▶ **Aim of the exercise**:
Set down every record once more, exactly as given.

▶ **Listing**:
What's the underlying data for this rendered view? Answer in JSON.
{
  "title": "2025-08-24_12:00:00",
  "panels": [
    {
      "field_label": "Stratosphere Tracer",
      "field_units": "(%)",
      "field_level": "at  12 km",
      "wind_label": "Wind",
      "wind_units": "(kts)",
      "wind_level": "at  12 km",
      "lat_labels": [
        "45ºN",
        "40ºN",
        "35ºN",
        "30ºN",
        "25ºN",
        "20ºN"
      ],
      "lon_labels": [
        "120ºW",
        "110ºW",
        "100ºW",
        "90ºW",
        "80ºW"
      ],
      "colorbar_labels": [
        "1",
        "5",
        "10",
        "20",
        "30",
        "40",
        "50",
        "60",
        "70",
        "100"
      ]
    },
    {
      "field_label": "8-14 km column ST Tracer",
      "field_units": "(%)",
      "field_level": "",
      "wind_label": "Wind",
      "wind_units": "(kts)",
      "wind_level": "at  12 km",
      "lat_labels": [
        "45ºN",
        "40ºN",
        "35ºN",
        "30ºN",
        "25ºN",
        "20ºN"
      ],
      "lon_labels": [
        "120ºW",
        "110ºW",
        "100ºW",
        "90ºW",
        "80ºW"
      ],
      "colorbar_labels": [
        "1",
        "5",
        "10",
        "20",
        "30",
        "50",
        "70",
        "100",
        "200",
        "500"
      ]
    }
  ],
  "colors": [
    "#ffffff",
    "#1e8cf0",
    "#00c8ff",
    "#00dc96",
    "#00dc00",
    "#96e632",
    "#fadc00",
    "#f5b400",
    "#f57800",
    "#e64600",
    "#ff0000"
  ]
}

▶ **Full response**:
What's the underlying data for this rendered view? Answer in JSON.
{
  "title": "2025-08-24_12:00:00",
  "panels": [
    {
      "field_label": "Stratosphere Tracer",
      "field_units": "(%)",
      "field_level": "at  12 km",
      "wind_label": "Wind",
      "wind_units": "(kts)",
      "wind_level": "at  12 km",
      "lat_labels": [
        "45ºN",
        "40ºN",
        "35ºN",
        "30ºN",
        "25ºN",
        "20ºN"
      ],
      "lon_labels": [
        "120ºW",
        "110ºW",
        "100ºW",
        "90ºW",
        "80ºW"
      ],
      "colorbar_labels": [
        "1",
        "5",
        "10",
        "20",
        "30",
        "40",
        "50",
        "60",
        "70",
        "100"
      ]
    },
    {
      "field_label": "8-14 km column ST Tracer",
      "field_units": "(%)",
      "field_level": "",
      "wind_label": "Wind",
      "wind_units": "(kts)",
      "wind_level": "at  12 km",
      "lat_labels": [
        "45ºN",
        "40ºN",
        "35ºN",
        "30ºN",
        "25ºN",
        "20ºN"
      ],
      "lon_labels": [
        "120ºW",
        "110ºW",
        "100ºW",
        "90ºW",
        "80ºW"
      ],
      "colorbar_labels": [
        "1",
        "5",
        "10",
        "20",
        "30",
        "50",
        "70",
        "100",
        "200",
        "500"
      ]
    }
  ],
  "colors": [
    "#ffffff",
    "#1e8cf0",
    "#00c8ff",
    "#00dc96",
    "#00dc00",
    "#96e632",
    "#fadc00",
    "#f5b400",
    "#f57800",
    "#e64600",
    "#ff0000"
  ]
}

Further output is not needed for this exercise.